(Figure collection entries)
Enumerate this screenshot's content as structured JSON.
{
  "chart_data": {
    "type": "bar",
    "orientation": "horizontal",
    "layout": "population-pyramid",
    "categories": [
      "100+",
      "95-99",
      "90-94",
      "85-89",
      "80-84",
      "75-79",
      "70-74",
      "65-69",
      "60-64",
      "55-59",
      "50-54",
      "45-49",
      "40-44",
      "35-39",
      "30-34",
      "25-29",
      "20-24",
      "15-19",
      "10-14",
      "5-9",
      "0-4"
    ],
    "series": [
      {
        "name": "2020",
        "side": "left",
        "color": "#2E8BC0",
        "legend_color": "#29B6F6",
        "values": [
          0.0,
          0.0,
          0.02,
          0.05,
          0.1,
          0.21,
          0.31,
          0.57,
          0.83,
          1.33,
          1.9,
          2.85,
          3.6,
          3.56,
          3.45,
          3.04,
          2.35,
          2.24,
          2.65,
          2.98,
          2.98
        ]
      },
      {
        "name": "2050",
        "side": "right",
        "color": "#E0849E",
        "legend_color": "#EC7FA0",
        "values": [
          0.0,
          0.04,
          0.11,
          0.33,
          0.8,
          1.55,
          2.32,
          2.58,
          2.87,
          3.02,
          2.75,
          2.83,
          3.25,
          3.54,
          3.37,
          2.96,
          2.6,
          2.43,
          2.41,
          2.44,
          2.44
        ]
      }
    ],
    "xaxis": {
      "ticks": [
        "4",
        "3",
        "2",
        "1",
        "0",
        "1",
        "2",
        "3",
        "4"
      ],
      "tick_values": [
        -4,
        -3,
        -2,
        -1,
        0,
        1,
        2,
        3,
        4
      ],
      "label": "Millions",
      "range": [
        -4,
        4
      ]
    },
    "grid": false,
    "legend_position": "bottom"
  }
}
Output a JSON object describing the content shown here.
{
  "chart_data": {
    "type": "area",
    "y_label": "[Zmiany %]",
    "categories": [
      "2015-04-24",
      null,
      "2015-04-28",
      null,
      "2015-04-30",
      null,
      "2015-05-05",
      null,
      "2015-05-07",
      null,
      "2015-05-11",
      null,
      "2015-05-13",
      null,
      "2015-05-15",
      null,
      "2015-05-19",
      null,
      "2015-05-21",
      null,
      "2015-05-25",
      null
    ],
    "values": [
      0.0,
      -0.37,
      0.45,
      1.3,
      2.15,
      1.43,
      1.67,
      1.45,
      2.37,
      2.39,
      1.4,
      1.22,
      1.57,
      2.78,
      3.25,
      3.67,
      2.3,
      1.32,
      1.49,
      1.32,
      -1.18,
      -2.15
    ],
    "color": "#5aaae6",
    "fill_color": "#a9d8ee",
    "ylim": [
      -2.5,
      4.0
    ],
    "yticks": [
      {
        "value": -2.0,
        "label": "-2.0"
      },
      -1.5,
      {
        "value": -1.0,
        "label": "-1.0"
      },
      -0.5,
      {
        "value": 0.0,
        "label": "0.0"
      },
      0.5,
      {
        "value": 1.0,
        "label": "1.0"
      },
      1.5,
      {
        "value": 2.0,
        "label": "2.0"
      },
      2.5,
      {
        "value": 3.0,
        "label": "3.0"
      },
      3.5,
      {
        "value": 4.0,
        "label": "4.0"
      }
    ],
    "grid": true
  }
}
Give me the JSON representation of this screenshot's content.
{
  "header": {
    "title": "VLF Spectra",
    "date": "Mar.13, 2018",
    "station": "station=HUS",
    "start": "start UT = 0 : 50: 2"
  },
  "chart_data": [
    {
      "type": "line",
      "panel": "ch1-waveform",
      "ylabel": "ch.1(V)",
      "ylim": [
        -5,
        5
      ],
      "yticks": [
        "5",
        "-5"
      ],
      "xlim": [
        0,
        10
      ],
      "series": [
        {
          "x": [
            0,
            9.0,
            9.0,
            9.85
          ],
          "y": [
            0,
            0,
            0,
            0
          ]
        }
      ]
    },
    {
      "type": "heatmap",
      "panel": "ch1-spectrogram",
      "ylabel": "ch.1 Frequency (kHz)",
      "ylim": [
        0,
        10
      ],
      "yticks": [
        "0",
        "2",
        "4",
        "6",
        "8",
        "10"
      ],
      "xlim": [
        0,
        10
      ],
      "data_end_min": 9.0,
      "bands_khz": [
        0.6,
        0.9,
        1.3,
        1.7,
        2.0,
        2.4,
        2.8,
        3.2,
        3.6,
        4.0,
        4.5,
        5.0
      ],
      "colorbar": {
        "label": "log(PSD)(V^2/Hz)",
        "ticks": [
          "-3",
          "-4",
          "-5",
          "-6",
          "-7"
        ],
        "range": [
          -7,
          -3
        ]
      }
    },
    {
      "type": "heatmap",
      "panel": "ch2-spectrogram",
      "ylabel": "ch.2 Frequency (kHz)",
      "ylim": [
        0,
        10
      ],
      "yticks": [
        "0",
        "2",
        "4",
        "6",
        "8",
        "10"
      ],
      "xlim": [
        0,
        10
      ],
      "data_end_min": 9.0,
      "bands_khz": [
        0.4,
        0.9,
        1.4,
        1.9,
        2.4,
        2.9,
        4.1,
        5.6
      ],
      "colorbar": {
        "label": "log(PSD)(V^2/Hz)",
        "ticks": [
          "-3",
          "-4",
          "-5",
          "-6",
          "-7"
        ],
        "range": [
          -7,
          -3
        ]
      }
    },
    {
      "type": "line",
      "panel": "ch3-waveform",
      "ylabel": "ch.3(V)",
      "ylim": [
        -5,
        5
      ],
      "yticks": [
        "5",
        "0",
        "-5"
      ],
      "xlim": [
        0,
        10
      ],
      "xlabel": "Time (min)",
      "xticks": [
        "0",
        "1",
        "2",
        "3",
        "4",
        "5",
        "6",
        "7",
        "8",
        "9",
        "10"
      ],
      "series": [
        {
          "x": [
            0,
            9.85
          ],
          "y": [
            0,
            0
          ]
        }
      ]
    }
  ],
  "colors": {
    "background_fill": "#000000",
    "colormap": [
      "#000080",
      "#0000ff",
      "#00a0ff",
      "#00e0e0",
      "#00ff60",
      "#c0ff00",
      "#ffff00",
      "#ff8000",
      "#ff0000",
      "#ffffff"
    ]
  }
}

» To do:
State the count of lines that contain the string "Frequency". Nothing else is needed.

» Output for this exercise:
2